Short task: Pick out each line containing the string "анализа" and copy it.
★ ★ ★
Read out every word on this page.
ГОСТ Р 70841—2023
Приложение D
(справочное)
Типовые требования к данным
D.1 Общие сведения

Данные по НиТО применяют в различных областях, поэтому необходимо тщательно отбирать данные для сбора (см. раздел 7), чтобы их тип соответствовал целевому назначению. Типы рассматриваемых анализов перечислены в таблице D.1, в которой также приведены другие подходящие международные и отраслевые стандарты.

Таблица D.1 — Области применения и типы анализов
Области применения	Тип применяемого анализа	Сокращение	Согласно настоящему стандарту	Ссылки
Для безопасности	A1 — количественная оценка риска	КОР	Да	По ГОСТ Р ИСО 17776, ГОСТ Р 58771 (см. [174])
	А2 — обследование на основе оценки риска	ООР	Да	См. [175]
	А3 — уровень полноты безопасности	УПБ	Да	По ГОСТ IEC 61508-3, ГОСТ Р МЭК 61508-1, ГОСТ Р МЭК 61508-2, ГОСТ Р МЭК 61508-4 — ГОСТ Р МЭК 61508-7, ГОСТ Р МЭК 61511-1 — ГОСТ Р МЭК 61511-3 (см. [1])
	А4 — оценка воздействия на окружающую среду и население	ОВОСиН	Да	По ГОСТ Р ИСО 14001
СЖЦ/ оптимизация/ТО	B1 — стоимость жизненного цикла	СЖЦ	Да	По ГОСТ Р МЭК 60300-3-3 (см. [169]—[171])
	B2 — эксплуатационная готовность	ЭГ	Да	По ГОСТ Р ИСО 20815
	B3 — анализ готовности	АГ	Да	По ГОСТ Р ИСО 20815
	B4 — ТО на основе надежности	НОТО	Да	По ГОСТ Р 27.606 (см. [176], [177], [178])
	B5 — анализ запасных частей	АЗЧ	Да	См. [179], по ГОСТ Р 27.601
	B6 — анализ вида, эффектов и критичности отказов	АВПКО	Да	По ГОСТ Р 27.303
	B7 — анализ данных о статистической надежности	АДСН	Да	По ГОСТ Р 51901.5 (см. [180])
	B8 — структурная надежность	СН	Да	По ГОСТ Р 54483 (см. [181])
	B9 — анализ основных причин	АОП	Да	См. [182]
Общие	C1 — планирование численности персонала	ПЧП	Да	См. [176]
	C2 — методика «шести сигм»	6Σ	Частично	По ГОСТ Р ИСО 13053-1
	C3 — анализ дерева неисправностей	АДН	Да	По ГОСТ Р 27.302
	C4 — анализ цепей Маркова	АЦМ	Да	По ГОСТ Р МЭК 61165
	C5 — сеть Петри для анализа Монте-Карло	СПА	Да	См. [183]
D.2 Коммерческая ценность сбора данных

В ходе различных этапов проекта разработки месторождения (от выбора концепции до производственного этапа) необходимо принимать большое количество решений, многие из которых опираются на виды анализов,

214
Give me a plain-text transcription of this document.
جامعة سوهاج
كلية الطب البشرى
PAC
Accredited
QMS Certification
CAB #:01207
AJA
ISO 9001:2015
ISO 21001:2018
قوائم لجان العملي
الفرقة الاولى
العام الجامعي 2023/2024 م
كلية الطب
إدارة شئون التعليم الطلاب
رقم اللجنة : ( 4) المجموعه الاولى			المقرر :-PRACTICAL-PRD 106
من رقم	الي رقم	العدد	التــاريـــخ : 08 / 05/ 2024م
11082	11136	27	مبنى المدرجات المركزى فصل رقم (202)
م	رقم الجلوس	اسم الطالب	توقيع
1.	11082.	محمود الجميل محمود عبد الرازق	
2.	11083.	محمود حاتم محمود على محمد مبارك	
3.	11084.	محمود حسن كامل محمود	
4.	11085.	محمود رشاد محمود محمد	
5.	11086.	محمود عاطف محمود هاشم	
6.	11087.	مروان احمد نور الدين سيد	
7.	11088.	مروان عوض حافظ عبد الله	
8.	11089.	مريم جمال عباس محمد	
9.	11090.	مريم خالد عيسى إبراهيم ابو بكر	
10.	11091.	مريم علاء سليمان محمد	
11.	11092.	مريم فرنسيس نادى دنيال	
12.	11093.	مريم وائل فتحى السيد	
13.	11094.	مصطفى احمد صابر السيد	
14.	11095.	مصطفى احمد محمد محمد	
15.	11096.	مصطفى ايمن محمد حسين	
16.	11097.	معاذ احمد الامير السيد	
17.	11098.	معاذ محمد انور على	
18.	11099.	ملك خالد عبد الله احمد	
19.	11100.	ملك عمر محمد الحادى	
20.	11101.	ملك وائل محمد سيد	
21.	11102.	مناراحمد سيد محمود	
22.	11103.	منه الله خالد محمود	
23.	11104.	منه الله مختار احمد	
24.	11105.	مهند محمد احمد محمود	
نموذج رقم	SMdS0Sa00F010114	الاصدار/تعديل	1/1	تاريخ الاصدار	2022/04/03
★ ★ ★
Correct result:
Области применения	Тип применяемого анализа	Сокращение	Согласно настоящему стандарту	Ссылки
	C5 — сеть Петри для анализа Монте-Карло	СПА	Да	См. [183]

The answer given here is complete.